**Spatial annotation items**
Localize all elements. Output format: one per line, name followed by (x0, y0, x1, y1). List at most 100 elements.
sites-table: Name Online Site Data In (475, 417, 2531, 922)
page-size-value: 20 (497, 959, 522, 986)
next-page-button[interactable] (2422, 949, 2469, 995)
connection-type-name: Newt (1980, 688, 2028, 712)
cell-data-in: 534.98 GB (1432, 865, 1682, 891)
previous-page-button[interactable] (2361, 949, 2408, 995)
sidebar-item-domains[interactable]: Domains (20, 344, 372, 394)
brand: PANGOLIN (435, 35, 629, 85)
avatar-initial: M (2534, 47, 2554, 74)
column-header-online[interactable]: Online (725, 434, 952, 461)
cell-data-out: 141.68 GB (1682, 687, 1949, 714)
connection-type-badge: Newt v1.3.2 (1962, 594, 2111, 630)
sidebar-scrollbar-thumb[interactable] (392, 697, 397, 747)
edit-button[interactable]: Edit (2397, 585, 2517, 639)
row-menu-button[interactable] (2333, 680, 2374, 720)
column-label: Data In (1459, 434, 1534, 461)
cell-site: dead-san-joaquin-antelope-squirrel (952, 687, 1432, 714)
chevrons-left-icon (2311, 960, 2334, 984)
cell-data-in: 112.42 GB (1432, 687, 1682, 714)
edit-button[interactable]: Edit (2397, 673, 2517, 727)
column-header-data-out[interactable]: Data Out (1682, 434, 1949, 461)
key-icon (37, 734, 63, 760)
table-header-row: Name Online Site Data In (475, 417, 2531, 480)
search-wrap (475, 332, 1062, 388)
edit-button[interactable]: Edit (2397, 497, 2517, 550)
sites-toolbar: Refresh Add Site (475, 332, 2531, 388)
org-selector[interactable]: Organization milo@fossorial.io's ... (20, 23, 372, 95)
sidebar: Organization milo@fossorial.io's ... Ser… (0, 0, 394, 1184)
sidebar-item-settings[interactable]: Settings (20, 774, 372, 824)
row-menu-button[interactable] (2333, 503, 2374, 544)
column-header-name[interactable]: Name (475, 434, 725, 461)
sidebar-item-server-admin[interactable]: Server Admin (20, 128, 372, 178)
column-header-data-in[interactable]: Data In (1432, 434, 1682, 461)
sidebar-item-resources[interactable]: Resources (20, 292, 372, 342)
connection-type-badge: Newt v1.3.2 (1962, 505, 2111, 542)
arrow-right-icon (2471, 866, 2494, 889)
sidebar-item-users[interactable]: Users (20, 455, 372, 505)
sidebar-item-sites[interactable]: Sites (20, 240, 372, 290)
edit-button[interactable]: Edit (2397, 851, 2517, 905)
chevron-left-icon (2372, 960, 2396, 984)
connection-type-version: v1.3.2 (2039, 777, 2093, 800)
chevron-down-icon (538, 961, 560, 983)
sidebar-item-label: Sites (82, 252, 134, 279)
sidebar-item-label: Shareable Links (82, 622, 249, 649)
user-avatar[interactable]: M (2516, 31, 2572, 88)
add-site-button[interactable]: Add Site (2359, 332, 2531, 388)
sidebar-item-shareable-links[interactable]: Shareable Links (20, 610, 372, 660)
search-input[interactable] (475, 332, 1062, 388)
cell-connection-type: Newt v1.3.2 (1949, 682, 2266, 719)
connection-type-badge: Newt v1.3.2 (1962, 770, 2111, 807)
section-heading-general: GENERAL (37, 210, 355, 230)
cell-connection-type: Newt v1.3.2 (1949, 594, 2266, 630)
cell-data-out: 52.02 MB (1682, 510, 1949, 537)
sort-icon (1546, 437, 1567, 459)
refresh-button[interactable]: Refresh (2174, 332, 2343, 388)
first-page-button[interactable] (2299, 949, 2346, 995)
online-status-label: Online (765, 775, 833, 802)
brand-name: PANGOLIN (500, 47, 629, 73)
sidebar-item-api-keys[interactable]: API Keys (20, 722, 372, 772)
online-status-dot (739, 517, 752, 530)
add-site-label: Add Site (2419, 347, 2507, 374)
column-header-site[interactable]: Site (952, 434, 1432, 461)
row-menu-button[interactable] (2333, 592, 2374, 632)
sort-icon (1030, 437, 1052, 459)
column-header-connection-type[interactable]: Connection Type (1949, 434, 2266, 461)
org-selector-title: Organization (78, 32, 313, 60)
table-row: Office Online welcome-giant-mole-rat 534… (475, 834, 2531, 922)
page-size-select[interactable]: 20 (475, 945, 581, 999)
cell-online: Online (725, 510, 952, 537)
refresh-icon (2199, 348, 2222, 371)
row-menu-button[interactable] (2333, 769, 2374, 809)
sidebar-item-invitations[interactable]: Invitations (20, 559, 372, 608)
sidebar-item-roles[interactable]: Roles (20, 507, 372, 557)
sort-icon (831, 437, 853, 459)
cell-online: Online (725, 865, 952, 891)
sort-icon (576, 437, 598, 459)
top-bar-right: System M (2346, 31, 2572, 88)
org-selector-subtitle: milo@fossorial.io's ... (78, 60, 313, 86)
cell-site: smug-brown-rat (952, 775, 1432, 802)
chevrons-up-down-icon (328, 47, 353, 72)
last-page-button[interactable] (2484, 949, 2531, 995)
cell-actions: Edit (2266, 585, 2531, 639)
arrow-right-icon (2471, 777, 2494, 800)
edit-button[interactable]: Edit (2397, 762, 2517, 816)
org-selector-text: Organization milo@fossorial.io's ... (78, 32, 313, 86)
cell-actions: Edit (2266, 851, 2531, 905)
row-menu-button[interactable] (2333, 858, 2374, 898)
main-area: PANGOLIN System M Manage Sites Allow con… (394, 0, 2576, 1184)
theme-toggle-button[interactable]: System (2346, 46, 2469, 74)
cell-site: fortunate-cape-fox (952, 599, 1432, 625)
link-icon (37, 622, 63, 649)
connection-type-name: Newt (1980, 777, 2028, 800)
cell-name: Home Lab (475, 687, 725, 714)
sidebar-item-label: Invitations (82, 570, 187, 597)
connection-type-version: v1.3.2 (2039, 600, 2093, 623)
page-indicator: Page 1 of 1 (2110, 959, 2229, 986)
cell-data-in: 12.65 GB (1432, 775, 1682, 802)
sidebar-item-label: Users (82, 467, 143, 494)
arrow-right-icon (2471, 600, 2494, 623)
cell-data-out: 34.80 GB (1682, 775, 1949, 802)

**REQUIREMENT**
Present every line of the items above as a Markdown table with the columns "Row" and "Item line," numbering the rows and leaving out blank lines.

**OUTPUT OF THE EXERCISE**
| Row | Item line |
|---|---|
| 1 | Localize all elements. Output format: one per line, name followed by (x0, y0, x1, y1). List at most 100 elements. |
| 2 | sites-table: Name Online Site Data In (475, 417, 2531, 922) |
| 3 | page-size-value: 20 (497, 959, 522, 986) |
| 4 | next-page-button[interactable] (2422, 949, 2469, 995) |
| 5 | connection-type-name: Newt (1980, 688, 2028, 712) |
| 6 | cell-data-in: 534.98 GB (1432, 865, 1682, 891) |
| 7 | previous-page-button[interactable] (2361, 949, 2408, 995) |
| 8 | sidebar-item-domains[interactable]: Domains (20, 344, 372, 394) |
| 9 | brand: PANGOLIN (435, 35, 629, 85) |
| 10 | avatar-initial: M (2534, 47, 2554, 74) |
| 11 | column-header-online[interactable]: Online (725, 434, 952, 461) |
| 12 | cell-data-out: 141.68 GB (1682, 687, 1949, 714) |
| 13 | connection-type-badge: Newt v1.3.2 (1962, 594, 2111, 630) |
| 14 | sidebar-scrollbar-thumb[interactable] (392, 697, 397, 747) |
| 15 | edit-button[interactable]: Edit (2397, 585, 2517, 639) |
| 16 | row-menu-button[interactable] (2333, 680, 2374, 720) |
| 17 | column-label: Data In (1459, 434, 1534, 461) |
| 18 | cell-site: dead-san-joaquin-antelope-squirrel (952, 687, 1432, 714) |
| 19 | chevrons-left-icon (2311, 960, 2334, 984) |
| 20 | cell-data-in: 112.42 GB (1432, 687, 1682, 714) |
| 21 | edit-button[interactable]: Edit (2397, 673, 2517, 727) |
| 22 | column-header-data-out[interactable]: Data Out (1682, 434, 1949, 461) |
| 23 | key-icon (37, 734, 63, 760) |
| 24 | table-header-row: Name Online Site Data In (475, 417, 2531, 480) |
| 25 | search-wrap (475, 332, 1062, 388) |
| 26 | edit-button[interactable]: Edit (2397, 497, 2517, 550) |
| 27 | sites-toolbar: Refresh Add Site (475, 332, 2531, 388) |
| 28 | org-selector[interactable]: Organization milo@fossorial.io's ... (20, 23, 372, 95) |
| 29 | sidebar: Organization milo@fossorial.io's ... Ser… (0, 0, 394, 1184) |
| 30 | sidebar-item-settings[interactable]: Settings (20, 774, 372, 824) |
| 31 | row-menu-button[interactable] (2333, 503, 2374, 544) |
| 32 | column-header-name[interactable]: Name (475, 434, 725, 461) |
| 33 | sidebar-item-server-admin[interactable]: Server Admin (20, 128, 372, 178) |
| 34 | column-header-data-in[interactable]: Data In (1432, 434, 1682, 461) |
| 35 | sidebar-item-resources[interactable]: Resources (20, 292, 372, 342) |
| 36 | connection-type-badge: Newt v1.3.2 (1962, 505, 2111, 542) |
| 37 | arrow-right-icon (2471, 866, 2494, 889) |
| 38 | sidebar-item-users[interactable]: Users (20, 455, 372, 505) |
| 39 | sidebar-item-sites[interactable]: Sites (20, 240, 372, 290) |
| 40 | edit-button[interactable]: Edit (2397, 851, 2517, 905) |
| 41 | chevron-left-icon (2372, 960, 2396, 984) |
| 42 | connection-type-version: v1.3.2 (2039, 777, 2093, 800) |
| 43 | chevron-down-icon (538, 961, 560, 983) |
| 44 | sidebar-item-label: Sites (82, 252, 134, 279) |
| 45 | sidebar-item-label: Shareable Links (82, 622, 249, 649) |
| 46 | user-avatar[interactable]: M (2516, 31, 2572, 88) |
| 47 | add-site-button[interactable]: Add Site (2359, 332, 2531, 388) |
| 48 | sidebar-item-shareable-links[interactable]: Shareable Links (20, 610, 372, 660) |
| 49 | search-input[interactable] (475, 332, 1062, 388) |
| 50 | cell-connection-type: Newt v1.3.2 (1949, 682, 2266, 719) |
| 51 | connection-type-badge: Newt v1.3.2 (1962, 770, 2111, 807) |
| 52 | section-heading-general: GENERAL (37, 210, 355, 230) |
| 53 | cell-connection-type: Newt v1.3.2 (1949, 594, 2266, 630) |
| 54 | cell-data-out: 52.02 MB (1682, 510, 1949, 537) |
| 55 | sort-icon (1546, 437, 1567, 459) |
| 56 | refresh-button[interactable]: Refresh (2174, 332, 2343, 388) |
| 57 | first-page-button[interactable] (2299, 949, 2346, 995) |
| 58 | online-status-label: Online (765, 775, 833, 802) |
| 59 | brand-name: PANGOLIN (500, 47, 629, 73) |
| 60 | sidebar-item-api-keys[interactable]: API Keys (20, 722, 372, 772) |
| 61 | online-status-dot (739, 517, 752, 530) |
| 62 | add-site-label: Add Site (2419, 347, 2507, 374) |
| 63 | column-header-site[interactable]: Site (952, 434, 1432, 461) |
| 64 | row-menu-button[interactable] (2333, 592, 2374, 632) |
| 65 | sort-icon (1030, 437, 1052, 459) |
| 66 | column-header-connection-type[interactable]: Connection Type (1949, 434, 2266, 461) |
| 67 | org-selector-title: Organization (78, 32, 313, 60) |
| 68 | table-row: Office Online welcome-giant-mole-rat 534… (475, 834, 2531, 922) |
| 69 | page-size-select[interactable]: 20 (475, 945, 581, 999) |
| 70 | cell-online: Online (725, 510, 952, 537) |
| 71 | refresh-icon (2199, 348, 2222, 371) |
| 72 | row-menu-button[interactable] (2333, 769, 2374, 809) |
| 73 | sidebar-item-invitations[interactable]: Invitations (20, 559, 372, 608) |
| 74 | sidebar-item-roles[interactable]: Roles (20, 507, 372, 557) |
| 75 | sort-icon (831, 437, 853, 459) |
| 76 | cell-online: Online (725, 865, 952, 891) |
| 77 | sort-icon (576, 437, 598, 459) |
| 78 | top-bar-right: System M (2346, 31, 2572, 88) |
| 79 | org-selector-subtitle: milo@fossorial.io's ... (78, 60, 313, 86) |
| 80 | cell-site: smug-brown-rat (952, 775, 1432, 802) |
| 81 | chevrons-up-down-icon (328, 47, 353, 72) |
| 82 | last-page-button[interactable] (2484, 949, 2531, 995) |
| 83 | cell-actions: Edit (2266, 585, 2531, 639) |
| 84 | arrow-right-icon (2471, 777, 2494, 800) |
| 85 | edit-button[interactable]: Edit (2397, 762, 2517, 816) |
| 86 | org-selector-text: Organization milo@fossorial.io's ... (78, 32, 313, 86) |
| 87 | cell-actions: Edit (2266, 851, 2531, 905) |
| 88 | row-menu-button[interactable] (2333, 858, 2374, 898) |
| 89 | main-area: PANGOLIN System M Manage Sites Allow con… (394, 0, 2576, 1184) |
| 90 | theme-toggle-button[interactable]: System (2346, 46, 2469, 74) |
| 91 | cell-site: fortunate-cape-fox (952, 599, 1432, 625) |
| 92 | link-icon (37, 622, 63, 649) |
| 93 | connection-type-name: Newt (1980, 777, 2028, 800) |
| 94 | cell-name: Home Lab (475, 687, 725, 714) |
| 95 | sidebar-item-label: Invitations (82, 570, 187, 597) |
| 96 | connection-type-version: v1.3.2 (2039, 600, 2093, 623) |
| 97 | page-indicator: Page 1 of 1 (2110, 959, 2229, 986) |
| 98 | cell-data-in: 12.65 GB (1432, 775, 1682, 802) |
| 99 | sidebar-item-label: Users (82, 467, 143, 494) |
| 100 | arrow-right-icon (2471, 600, 2494, 623) |
| 101 | cell-data-out: 34.80 GB (1682, 775, 1949, 802) |